Your goal: Change each "board-square" in the material below to "chess-square", and write out all the lines again with nothing else altered.

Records
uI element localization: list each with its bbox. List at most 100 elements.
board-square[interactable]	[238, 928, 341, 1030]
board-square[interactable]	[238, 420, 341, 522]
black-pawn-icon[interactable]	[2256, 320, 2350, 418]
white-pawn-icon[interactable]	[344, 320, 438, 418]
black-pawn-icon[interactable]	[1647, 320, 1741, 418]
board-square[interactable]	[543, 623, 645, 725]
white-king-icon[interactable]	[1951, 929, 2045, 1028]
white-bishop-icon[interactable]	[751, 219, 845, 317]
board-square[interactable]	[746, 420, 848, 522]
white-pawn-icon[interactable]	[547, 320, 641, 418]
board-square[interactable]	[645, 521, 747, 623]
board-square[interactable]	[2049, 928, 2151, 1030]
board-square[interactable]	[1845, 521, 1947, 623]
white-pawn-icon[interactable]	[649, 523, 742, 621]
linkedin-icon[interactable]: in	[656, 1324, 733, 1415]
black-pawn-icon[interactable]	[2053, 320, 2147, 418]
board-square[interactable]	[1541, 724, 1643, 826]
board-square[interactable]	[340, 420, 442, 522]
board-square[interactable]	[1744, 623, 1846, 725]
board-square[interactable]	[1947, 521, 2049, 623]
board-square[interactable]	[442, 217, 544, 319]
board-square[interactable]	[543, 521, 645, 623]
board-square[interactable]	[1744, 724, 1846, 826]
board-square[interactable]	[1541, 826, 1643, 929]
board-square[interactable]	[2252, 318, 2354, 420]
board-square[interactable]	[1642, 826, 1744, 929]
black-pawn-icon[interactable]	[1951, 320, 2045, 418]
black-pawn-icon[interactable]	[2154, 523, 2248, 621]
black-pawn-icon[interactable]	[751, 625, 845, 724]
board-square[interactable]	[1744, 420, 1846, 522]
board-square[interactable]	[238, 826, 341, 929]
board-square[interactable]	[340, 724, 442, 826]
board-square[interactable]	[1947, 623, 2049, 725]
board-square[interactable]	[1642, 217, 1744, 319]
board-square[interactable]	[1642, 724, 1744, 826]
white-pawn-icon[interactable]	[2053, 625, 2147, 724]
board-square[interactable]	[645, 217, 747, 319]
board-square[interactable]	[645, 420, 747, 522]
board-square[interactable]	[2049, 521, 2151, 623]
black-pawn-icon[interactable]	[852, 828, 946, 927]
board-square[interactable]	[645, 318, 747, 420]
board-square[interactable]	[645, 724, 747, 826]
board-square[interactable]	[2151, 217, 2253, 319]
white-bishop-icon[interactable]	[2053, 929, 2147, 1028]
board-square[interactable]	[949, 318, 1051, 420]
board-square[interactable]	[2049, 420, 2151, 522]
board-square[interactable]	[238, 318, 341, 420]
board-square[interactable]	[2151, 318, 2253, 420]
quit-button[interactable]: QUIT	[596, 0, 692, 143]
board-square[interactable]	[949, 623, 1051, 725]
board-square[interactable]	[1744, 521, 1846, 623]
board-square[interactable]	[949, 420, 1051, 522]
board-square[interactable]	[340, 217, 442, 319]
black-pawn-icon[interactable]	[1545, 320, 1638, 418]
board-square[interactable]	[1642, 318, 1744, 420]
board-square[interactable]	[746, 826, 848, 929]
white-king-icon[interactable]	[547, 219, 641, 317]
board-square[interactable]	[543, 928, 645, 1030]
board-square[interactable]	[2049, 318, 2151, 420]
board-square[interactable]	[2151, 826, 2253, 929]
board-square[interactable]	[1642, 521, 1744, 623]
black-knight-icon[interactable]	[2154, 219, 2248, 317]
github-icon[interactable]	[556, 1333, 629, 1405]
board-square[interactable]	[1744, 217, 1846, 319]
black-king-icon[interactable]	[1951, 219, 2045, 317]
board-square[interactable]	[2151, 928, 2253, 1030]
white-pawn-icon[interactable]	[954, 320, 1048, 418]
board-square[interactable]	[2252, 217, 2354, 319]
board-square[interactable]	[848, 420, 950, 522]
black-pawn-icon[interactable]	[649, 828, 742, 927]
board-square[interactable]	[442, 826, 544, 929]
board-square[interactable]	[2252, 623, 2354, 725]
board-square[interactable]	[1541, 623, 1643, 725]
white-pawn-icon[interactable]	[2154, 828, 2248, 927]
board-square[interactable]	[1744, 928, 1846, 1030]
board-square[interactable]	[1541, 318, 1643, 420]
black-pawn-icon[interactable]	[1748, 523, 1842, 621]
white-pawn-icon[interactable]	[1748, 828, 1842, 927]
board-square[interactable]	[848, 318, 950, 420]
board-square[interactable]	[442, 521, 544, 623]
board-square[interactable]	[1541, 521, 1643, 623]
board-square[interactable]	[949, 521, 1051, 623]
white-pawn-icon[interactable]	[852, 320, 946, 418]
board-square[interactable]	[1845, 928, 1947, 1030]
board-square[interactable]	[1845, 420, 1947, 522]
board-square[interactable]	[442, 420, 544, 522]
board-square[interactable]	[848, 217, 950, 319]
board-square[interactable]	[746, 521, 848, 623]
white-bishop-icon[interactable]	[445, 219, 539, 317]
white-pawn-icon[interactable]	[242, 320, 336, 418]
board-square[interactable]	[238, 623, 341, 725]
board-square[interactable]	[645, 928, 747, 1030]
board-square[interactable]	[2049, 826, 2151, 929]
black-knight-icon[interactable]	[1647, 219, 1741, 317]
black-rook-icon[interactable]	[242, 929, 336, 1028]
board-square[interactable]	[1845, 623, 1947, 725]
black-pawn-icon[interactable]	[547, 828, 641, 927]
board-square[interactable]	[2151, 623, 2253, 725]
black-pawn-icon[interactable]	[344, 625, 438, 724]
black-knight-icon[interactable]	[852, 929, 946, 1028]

Final result:
uI element localization: list each with its bbox. List at most 100 elements.
chess-square[interactable]	[238, 928, 341, 1030]
chess-square[interactable]	[238, 420, 341, 522]
black-pawn-icon[interactable]	[2256, 320, 2350, 418]
white-pawn-icon[interactable]	[344, 320, 438, 418]
black-pawn-icon[interactable]	[1647, 320, 1741, 418]
chess-square[interactable]	[543, 623, 645, 725]
white-king-icon[interactable]	[1951, 929, 2045, 1028]
white-bishop-icon[interactable]	[751, 219, 845, 317]
chess-square[interactable]	[746, 420, 848, 522]
white-pawn-icon[interactable]	[547, 320, 641, 418]
chess-square[interactable]	[645, 521, 747, 623]
chess-square[interactable]	[2049, 928, 2151, 1030]
chess-square[interactable]	[1845, 521, 1947, 623]
white-pawn-icon[interactable]	[649, 523, 742, 621]
linkedin-icon[interactable]: in	[656, 1324, 733, 1415]
black-pawn-icon[interactable]	[2053, 320, 2147, 418]
chess-square[interactable]	[1541, 724, 1643, 826]
chess-square[interactable]	[340, 420, 442, 522]
chess-square[interactable]	[1744, 623, 1846, 725]
chess-square[interactable]	[1947, 521, 2049, 623]
chess-square[interactable]	[442, 217, 544, 319]
chess-square[interactable]	[543, 521, 645, 623]
chess-square[interactable]	[1744, 724, 1846, 826]
chess-square[interactable]	[1541, 826, 1643, 929]
chess-square[interactable]	[2252, 318, 2354, 420]
chess-square[interactable]	[1642, 826, 1744, 929]
black-pawn-icon[interactable]	[1951, 320, 2045, 418]
black-pawn-icon[interactable]	[2154, 523, 2248, 621]
black-pawn-icon[interactable]	[751, 625, 845, 724]
chess-square[interactable]	[1744, 420, 1846, 522]
chess-square[interactable]	[238, 826, 341, 929]
chess-square[interactable]	[340, 724, 442, 826]
chess-square[interactable]	[1947, 623, 2049, 725]
chess-square[interactable]	[1642, 217, 1744, 319]
chess-square[interactable]	[1642, 724, 1744, 826]
white-pawn-icon[interactable]	[2053, 625, 2147, 724]
chess-square[interactable]	[645, 217, 747, 319]
chess-square[interactable]	[645, 420, 747, 522]
chess-square[interactable]	[2049, 521, 2151, 623]
black-pawn-icon[interactable]	[852, 828, 946, 927]
chess-square[interactable]	[645, 318, 747, 420]
chess-square[interactable]	[645, 724, 747, 826]
chess-square[interactable]	[2151, 217, 2253, 319]
white-bishop-icon[interactable]	[2053, 929, 2147, 1028]
chess-square[interactable]	[949, 318, 1051, 420]
chess-square[interactable]	[2049, 420, 2151, 522]
chess-square[interactable]	[238, 318, 341, 420]
chess-square[interactable]	[2151, 318, 2253, 420]
quit-button[interactable]: QUIT	[596, 0, 692, 143]
chess-square[interactable]	[949, 623, 1051, 725]
chess-square[interactable]	[1744, 521, 1846, 623]
chess-square[interactable]	[949, 420, 1051, 522]
chess-square[interactable]	[340, 217, 442, 319]
black-pawn-icon[interactable]	[1545, 320, 1638, 418]
chess-square[interactable]	[1642, 318, 1744, 420]
chess-square[interactable]	[746, 826, 848, 929]
white-king-icon[interactable]	[547, 219, 641, 317]
chess-square[interactable]	[543, 928, 645, 1030]
chess-square[interactable]	[2049, 318, 2151, 420]
chess-square[interactable]	[2151, 826, 2253, 929]
chess-square[interactable]	[1642, 521, 1744, 623]
black-knight-icon[interactable]	[2154, 219, 2248, 317]
github-icon[interactable]	[556, 1333, 629, 1405]
chess-square[interactable]	[1744, 217, 1846, 319]
black-king-icon[interactable]	[1951, 219, 2045, 317]
chess-square[interactable]	[2151, 928, 2253, 1030]
white-pawn-icon[interactable]	[954, 320, 1048, 418]
chess-square[interactable]	[2252, 217, 2354, 319]
chess-square[interactable]	[848, 420, 950, 522]
black-pawn-icon[interactable]	[649, 828, 742, 927]
chess-square[interactable]	[442, 826, 544, 929]
chess-square[interactable]	[2252, 623, 2354, 725]
chess-square[interactable]	[1541, 623, 1643, 725]
white-pawn-icon[interactable]	[2154, 828, 2248, 927]
chess-square[interactable]	[1744, 928, 1846, 1030]
chess-square[interactable]	[1541, 318, 1643, 420]
black-pawn-icon[interactable]	[1748, 523, 1842, 621]
white-pawn-icon[interactable]	[1748, 828, 1842, 927]
chess-square[interactable]	[848, 318, 950, 420]
chess-square[interactable]	[442, 521, 544, 623]
chess-square[interactable]	[1541, 521, 1643, 623]
chess-square[interactable]	[949, 521, 1051, 623]
white-pawn-icon[interactable]	[852, 320, 946, 418]
chess-square[interactable]	[1845, 928, 1947, 1030]
chess-square[interactable]	[1845, 420, 1947, 522]
chess-square[interactable]	[442, 420, 544, 522]
chess-square[interactable]	[848, 217, 950, 319]
chess-square[interactable]	[746, 521, 848, 623]
white-bishop-icon[interactable]	[445, 219, 539, 317]
white-pawn-icon[interactable]	[242, 320, 336, 418]
chess-square[interactable]	[238, 623, 341, 725]
chess-square[interactable]	[645, 928, 747, 1030]
chess-square[interactable]	[2049, 826, 2151, 929]
black-knight-icon[interactable]	[1647, 219, 1741, 317]
black-rook-icon[interactable]	[242, 929, 336, 1028]
chess-square[interactable]	[1845, 623, 1947, 725]
black-pawn-icon[interactable]	[547, 828, 641, 927]
chess-square[interactable]	[2151, 623, 2253, 725]
black-pawn-icon[interactable]	[344, 625, 438, 724]
black-knight-icon[interactable]	[852, 929, 946, 1028]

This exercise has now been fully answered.